• **WORK TO BE COMPLETED**: Find every line in the records that holds the string "Surprise". Copy each one.

— begin MATERIAL SUPPLIED —

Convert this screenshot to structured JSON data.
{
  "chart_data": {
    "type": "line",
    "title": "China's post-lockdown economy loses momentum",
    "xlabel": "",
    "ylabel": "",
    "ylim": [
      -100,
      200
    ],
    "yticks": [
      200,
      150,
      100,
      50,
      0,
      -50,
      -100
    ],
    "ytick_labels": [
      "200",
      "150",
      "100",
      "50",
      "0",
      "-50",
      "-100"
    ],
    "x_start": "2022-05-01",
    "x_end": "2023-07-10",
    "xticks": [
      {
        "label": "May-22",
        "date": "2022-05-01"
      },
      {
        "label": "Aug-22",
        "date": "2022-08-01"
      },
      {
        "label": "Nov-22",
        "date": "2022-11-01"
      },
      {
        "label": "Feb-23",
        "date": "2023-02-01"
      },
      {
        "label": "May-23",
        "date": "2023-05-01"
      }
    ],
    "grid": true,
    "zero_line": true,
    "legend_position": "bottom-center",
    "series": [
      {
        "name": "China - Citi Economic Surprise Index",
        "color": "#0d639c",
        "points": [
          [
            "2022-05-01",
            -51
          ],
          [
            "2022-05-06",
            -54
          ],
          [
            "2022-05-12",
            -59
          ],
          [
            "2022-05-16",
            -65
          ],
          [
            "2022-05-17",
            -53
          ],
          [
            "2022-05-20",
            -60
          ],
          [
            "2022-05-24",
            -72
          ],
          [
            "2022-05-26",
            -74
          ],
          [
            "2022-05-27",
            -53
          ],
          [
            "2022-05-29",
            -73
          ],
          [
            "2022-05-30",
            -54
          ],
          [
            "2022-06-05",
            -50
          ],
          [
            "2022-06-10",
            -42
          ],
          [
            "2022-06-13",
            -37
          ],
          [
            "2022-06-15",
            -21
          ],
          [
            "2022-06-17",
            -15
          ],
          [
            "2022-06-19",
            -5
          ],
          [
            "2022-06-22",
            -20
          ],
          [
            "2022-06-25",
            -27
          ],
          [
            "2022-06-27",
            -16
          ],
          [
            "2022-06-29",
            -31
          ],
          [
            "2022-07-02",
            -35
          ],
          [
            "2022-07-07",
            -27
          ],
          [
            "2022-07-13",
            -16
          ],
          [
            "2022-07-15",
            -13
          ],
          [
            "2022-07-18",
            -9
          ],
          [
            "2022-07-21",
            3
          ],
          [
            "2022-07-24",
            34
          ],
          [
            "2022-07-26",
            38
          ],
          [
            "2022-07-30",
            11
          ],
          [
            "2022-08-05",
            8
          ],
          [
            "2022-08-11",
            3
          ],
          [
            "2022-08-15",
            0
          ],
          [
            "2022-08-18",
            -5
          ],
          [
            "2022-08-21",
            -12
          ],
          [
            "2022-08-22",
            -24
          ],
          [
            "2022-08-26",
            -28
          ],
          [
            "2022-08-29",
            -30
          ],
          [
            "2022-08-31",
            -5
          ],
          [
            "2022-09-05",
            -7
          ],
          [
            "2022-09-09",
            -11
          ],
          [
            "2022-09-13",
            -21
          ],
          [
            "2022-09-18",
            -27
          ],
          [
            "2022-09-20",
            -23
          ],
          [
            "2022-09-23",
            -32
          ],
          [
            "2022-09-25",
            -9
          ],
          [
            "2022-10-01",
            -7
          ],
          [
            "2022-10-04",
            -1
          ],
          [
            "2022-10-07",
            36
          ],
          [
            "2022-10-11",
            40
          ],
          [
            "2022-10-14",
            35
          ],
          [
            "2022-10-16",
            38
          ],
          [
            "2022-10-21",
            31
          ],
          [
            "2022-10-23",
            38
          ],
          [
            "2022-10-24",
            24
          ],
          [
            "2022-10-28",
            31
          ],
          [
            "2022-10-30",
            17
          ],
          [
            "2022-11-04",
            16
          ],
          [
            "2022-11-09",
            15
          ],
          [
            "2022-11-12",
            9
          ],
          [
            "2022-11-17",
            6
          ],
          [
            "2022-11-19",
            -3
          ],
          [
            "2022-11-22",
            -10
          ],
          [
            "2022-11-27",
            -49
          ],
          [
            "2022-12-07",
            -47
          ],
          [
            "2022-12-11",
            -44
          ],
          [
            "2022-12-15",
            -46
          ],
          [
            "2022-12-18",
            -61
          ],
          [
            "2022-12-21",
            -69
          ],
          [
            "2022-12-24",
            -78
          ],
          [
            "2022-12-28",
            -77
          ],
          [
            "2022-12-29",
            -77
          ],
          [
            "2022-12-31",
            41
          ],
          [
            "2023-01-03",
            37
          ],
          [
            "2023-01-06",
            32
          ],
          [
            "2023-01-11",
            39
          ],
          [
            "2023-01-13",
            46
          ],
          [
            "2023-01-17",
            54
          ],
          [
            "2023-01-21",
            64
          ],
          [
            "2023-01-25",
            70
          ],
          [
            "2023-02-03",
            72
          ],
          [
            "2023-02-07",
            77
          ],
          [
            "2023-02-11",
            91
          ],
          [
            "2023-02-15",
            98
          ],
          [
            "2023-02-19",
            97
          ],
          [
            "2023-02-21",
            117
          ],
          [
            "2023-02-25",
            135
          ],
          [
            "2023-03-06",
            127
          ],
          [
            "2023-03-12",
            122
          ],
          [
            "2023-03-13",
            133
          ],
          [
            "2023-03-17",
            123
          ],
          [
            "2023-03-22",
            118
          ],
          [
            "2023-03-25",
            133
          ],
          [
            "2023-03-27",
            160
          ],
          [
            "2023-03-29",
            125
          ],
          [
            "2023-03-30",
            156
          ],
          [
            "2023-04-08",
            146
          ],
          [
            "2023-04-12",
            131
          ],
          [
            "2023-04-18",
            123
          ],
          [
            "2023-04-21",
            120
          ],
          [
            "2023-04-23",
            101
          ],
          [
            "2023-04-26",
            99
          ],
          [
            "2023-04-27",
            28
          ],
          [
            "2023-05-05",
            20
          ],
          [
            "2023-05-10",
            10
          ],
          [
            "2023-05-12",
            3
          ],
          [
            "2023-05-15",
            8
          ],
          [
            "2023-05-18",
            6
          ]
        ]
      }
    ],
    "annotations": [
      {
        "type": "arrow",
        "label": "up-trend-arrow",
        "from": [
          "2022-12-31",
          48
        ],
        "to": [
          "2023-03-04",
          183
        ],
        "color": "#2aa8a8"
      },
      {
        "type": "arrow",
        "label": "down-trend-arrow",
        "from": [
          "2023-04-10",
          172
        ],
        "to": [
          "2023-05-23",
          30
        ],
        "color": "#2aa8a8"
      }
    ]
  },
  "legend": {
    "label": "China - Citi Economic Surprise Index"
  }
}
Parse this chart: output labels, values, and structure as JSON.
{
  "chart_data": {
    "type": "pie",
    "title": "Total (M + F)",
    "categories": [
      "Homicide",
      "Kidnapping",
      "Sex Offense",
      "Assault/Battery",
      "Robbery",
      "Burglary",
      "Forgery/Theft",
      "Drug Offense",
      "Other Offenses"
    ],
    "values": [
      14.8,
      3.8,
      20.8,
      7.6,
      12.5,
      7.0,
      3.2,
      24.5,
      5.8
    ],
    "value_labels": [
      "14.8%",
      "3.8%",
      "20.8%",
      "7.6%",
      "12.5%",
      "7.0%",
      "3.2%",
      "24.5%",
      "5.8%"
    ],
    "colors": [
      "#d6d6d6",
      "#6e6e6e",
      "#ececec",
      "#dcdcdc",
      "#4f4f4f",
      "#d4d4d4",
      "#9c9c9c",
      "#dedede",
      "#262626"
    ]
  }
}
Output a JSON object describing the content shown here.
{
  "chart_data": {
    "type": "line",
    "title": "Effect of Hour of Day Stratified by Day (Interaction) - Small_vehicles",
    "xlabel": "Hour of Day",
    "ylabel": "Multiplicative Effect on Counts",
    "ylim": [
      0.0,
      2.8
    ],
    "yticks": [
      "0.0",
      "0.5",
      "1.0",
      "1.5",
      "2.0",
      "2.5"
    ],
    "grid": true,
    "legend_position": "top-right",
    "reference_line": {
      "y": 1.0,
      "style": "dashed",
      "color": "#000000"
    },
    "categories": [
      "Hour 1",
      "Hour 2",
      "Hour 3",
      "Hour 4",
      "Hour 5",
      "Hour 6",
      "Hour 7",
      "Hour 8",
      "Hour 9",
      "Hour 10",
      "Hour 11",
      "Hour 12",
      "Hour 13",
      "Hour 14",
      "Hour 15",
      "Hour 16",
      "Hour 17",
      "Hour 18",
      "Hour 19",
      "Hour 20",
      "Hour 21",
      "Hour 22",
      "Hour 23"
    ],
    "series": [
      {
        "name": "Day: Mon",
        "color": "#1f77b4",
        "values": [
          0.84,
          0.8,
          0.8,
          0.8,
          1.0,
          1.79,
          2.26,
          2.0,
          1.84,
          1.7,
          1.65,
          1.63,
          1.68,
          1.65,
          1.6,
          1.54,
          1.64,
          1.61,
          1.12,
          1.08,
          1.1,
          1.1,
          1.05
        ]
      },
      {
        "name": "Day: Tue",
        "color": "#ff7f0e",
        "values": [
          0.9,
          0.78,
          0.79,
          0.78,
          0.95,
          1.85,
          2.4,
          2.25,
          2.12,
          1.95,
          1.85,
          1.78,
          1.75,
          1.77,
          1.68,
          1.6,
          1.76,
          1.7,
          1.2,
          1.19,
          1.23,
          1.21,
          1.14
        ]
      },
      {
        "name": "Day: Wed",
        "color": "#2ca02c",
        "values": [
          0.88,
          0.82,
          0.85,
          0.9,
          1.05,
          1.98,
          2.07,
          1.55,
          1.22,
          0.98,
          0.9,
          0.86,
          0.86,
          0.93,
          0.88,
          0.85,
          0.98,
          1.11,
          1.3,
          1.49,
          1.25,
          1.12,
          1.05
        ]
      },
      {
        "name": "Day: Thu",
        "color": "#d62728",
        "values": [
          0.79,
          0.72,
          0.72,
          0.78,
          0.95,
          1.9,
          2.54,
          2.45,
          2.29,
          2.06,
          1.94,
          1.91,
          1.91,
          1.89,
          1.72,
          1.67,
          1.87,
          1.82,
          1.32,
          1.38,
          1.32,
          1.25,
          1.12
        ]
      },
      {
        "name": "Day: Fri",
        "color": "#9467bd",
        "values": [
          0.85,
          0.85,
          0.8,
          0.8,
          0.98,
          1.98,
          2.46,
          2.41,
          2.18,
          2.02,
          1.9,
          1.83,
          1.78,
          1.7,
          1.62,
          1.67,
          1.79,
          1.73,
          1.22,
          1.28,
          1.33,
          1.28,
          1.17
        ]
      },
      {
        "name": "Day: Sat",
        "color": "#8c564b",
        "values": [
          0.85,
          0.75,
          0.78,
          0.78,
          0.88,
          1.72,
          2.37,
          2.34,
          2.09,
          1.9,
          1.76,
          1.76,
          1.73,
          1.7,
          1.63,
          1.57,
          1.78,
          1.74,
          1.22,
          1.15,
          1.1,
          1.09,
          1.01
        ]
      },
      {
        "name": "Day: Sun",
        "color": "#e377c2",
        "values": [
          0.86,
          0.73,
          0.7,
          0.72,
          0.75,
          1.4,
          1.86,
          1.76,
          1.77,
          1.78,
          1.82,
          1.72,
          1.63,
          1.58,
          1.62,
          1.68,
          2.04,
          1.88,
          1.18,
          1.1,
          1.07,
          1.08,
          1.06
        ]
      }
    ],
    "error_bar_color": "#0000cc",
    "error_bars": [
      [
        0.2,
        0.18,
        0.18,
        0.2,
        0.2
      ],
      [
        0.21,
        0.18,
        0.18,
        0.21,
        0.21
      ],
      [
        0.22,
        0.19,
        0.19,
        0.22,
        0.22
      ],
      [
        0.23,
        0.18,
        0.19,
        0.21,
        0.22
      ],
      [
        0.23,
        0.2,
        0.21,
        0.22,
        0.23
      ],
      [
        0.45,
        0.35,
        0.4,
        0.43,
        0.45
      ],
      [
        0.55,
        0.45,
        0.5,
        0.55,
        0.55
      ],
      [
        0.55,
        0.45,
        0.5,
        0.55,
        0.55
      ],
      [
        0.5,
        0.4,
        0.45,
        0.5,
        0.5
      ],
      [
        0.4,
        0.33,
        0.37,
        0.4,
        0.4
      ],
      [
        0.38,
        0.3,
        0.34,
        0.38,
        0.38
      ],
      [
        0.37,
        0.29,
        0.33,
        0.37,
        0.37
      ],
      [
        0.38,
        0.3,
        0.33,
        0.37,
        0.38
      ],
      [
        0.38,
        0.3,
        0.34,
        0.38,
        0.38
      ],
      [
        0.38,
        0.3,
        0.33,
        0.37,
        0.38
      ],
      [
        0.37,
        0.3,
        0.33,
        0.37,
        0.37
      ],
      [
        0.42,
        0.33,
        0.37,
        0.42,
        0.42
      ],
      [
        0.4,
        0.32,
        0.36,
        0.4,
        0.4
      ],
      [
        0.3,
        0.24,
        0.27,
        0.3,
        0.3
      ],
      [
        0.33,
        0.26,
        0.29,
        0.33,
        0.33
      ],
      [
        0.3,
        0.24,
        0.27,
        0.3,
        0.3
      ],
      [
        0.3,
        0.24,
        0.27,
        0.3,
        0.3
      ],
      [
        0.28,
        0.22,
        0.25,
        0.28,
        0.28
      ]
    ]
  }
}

— end MATERIAL SUPPLIED —

• **COMPLETED TASK**:
        "name": "China - Citi Economic Surprise Index",
    "label": "China - Citi Economic Surprise Index"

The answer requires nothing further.